____ INFORMATION PROVIDED

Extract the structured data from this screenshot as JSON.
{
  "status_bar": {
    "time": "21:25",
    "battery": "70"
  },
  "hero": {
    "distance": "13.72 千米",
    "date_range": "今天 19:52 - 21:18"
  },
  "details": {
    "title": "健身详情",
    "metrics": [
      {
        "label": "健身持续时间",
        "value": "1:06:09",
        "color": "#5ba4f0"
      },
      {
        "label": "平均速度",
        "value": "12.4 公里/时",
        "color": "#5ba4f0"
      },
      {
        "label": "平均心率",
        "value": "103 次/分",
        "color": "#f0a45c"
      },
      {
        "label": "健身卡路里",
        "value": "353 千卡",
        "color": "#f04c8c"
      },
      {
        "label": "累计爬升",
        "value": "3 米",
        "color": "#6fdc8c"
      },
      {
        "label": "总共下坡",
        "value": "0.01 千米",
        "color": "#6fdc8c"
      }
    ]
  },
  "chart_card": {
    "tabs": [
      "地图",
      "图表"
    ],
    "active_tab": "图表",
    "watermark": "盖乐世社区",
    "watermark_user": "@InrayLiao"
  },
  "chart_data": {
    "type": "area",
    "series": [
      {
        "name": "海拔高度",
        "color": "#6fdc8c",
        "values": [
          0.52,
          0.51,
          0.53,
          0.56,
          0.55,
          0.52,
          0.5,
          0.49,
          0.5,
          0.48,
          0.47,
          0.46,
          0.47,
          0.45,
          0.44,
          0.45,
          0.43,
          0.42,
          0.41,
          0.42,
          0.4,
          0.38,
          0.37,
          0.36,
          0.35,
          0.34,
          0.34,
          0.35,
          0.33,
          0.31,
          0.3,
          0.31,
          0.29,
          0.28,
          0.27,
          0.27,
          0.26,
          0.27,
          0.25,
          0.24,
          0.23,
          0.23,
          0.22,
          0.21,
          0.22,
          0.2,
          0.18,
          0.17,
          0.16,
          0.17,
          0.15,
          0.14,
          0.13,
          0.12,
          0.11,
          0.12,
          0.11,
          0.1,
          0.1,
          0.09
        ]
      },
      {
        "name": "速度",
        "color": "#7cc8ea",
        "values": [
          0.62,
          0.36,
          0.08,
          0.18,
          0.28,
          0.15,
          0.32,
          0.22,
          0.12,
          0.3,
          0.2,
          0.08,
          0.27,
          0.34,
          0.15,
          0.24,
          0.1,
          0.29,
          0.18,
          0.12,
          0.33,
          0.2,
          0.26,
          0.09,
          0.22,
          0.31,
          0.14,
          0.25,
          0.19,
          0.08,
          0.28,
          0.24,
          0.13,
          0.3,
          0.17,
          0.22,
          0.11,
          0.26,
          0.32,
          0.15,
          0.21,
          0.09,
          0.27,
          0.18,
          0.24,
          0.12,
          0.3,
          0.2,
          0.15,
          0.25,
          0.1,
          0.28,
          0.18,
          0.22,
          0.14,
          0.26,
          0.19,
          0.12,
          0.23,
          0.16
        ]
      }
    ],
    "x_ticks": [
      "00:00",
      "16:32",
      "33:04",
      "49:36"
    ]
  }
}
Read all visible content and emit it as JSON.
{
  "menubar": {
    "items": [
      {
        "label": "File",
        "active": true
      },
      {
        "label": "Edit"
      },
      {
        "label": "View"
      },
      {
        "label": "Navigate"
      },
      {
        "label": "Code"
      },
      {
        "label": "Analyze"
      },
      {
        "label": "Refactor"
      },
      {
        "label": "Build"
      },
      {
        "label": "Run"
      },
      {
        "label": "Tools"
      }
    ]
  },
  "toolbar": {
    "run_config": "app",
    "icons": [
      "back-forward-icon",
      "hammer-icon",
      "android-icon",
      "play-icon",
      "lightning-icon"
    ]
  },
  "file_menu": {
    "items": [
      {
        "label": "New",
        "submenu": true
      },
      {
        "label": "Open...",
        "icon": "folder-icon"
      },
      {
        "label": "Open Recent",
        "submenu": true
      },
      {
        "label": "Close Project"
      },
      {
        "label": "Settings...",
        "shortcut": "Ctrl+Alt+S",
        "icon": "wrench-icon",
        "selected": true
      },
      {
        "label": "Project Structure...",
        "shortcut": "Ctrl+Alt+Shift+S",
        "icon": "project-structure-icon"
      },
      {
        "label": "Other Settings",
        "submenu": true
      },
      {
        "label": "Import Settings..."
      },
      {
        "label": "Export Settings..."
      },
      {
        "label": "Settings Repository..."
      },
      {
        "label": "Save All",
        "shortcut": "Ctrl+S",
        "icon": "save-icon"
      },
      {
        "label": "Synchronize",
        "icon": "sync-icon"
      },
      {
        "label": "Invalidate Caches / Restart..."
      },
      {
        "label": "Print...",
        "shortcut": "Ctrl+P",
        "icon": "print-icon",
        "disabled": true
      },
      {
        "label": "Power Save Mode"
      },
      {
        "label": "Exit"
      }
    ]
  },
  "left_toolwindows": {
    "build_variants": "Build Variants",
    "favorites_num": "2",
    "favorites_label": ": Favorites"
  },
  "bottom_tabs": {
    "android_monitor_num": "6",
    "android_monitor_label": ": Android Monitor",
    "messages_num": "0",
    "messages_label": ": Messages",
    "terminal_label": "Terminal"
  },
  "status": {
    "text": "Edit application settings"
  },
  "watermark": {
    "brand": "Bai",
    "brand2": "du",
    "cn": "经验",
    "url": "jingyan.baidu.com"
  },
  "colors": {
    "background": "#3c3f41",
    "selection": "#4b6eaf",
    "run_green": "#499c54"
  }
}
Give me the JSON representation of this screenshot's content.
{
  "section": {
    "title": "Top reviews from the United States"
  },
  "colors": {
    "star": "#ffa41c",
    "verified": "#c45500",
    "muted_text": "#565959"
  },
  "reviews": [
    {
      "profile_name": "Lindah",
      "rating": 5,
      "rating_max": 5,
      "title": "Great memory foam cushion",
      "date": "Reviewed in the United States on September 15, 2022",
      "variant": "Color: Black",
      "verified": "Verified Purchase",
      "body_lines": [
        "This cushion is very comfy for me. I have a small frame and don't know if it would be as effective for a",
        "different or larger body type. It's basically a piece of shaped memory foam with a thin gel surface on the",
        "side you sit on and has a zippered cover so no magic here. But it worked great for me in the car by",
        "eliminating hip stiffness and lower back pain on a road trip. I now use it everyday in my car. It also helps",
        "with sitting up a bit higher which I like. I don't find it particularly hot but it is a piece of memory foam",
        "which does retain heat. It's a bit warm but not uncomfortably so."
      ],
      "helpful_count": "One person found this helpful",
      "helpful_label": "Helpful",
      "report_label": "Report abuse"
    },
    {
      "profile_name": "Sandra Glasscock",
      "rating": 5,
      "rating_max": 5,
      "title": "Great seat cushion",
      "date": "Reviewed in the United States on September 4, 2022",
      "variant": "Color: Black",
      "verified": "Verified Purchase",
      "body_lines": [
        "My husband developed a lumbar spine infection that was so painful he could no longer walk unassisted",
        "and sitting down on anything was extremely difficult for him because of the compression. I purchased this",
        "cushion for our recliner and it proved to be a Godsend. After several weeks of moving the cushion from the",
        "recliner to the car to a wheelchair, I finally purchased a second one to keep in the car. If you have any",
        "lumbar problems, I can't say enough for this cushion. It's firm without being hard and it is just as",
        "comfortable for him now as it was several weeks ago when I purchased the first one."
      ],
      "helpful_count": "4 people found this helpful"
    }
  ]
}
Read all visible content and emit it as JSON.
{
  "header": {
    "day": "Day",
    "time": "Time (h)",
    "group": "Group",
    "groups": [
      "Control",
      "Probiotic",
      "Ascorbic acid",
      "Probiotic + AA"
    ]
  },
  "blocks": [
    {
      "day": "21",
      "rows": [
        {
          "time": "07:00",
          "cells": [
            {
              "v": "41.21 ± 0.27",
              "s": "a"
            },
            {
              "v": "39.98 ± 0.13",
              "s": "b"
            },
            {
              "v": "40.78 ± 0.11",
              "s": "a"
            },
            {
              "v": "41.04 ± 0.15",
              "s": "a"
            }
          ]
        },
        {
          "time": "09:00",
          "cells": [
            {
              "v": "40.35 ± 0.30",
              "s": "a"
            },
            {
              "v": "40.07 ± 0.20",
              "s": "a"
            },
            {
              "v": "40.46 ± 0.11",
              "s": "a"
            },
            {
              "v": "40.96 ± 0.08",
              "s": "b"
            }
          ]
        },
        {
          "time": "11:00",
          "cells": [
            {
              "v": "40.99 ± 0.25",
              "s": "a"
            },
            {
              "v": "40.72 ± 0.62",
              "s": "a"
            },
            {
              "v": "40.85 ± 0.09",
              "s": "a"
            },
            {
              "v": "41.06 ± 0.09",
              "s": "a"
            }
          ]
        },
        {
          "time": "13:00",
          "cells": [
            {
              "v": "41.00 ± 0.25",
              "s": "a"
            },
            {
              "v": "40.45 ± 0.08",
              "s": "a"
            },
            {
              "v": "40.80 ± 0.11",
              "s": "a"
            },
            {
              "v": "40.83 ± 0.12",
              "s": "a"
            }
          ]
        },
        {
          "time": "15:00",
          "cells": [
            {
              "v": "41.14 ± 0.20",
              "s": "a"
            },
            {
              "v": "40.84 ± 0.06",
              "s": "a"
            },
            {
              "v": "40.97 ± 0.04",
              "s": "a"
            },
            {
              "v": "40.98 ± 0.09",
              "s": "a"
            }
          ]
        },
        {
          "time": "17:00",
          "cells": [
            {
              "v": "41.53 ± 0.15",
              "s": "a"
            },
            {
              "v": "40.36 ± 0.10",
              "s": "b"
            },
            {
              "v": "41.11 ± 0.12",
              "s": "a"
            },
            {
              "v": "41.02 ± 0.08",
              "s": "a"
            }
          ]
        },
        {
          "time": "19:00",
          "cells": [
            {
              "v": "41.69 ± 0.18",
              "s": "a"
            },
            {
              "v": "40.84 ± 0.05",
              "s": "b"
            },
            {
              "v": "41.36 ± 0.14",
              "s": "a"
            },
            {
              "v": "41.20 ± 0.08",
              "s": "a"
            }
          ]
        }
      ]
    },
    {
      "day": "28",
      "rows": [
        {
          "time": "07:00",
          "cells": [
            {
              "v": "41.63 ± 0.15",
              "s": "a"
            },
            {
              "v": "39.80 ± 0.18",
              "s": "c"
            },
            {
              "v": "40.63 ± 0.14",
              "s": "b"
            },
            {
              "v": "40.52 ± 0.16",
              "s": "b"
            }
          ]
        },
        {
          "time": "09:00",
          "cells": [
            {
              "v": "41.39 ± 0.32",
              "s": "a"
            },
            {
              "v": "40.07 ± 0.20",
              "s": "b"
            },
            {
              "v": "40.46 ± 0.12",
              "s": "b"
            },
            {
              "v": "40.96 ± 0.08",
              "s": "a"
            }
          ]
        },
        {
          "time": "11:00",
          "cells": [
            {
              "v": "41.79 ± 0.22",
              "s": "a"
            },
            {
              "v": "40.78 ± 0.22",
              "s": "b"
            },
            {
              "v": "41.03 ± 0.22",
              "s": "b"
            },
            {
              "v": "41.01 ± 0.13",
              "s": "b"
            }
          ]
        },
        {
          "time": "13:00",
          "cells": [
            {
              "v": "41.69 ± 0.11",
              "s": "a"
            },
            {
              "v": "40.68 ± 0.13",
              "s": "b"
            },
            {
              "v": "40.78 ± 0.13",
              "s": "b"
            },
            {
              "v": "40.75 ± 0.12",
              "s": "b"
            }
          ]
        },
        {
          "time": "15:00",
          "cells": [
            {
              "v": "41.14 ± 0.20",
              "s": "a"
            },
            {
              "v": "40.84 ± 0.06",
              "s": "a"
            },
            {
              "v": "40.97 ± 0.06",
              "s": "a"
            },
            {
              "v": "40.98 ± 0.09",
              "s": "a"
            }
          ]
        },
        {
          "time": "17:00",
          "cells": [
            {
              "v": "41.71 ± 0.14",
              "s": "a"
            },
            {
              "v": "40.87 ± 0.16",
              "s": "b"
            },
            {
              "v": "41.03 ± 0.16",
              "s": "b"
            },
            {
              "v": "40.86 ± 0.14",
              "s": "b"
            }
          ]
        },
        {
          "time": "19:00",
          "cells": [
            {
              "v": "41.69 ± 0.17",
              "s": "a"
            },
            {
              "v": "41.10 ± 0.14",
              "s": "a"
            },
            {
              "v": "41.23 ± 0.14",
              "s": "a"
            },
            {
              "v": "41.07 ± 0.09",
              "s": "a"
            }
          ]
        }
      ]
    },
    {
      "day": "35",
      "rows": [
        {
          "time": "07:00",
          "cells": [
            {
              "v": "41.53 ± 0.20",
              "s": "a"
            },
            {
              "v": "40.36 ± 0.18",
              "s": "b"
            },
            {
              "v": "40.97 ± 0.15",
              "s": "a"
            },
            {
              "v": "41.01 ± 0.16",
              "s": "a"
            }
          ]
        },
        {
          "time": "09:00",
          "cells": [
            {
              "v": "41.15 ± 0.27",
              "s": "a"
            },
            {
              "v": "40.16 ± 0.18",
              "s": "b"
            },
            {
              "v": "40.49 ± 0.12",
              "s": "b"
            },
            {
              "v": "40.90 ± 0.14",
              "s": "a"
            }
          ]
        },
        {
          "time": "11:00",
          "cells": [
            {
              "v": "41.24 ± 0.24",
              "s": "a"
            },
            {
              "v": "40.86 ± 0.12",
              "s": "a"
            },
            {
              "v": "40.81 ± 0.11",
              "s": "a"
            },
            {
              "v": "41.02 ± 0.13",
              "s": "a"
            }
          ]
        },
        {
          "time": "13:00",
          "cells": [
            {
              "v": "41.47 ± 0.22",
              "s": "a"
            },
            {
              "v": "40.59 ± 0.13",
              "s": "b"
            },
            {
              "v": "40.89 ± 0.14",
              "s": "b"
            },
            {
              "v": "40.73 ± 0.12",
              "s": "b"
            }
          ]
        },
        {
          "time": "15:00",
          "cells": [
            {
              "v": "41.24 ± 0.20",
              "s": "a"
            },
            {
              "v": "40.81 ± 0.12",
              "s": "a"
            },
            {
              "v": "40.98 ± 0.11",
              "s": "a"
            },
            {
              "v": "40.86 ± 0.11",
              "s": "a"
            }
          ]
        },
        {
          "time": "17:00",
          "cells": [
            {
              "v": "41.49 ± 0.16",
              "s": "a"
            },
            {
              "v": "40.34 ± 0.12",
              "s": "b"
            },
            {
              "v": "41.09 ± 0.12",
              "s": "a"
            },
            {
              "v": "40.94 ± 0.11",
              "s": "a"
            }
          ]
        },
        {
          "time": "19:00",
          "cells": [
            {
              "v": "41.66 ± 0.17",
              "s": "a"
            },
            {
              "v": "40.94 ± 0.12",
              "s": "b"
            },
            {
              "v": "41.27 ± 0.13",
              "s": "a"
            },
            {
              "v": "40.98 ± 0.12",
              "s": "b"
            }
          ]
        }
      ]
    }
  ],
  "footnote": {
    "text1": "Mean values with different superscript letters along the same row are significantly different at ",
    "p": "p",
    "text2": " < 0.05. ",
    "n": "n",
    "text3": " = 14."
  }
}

________

◆ EXERCISE REQUIREMENTS: From the listing above, return each line with the word "foam".

◆ REPLY TO THE EXERCISE:
      "title": "Great memory foam cushion",
        "different or larger body type. It's basically a piece of shaped memory foam with a thin gel surface on the",
        "with sitting up a bit higher which I like. I don't find it particularly hot but it is a piece of memory foam",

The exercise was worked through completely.